> _TASK INSTRUCTIONS_
Filter the entries that follow, copying every line in which the word "text" appears.

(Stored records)

########

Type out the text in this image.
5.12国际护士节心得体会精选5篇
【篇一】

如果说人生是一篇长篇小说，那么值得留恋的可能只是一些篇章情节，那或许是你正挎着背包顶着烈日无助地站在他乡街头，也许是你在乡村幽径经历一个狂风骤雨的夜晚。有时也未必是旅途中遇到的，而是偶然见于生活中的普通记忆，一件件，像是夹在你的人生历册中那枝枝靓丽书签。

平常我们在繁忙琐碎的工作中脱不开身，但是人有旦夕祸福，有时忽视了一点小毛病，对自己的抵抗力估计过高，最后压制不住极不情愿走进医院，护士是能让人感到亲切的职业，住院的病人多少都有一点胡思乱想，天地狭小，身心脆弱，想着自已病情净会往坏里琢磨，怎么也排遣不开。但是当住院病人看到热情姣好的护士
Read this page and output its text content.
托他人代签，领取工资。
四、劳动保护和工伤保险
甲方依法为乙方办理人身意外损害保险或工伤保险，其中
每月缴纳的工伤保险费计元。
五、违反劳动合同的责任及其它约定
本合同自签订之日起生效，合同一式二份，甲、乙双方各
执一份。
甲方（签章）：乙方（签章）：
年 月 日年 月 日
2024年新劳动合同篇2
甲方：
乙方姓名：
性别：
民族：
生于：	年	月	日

########

> _EXERCISE OUTPUT_
Type out the text in this image.
Read this page and output its text content.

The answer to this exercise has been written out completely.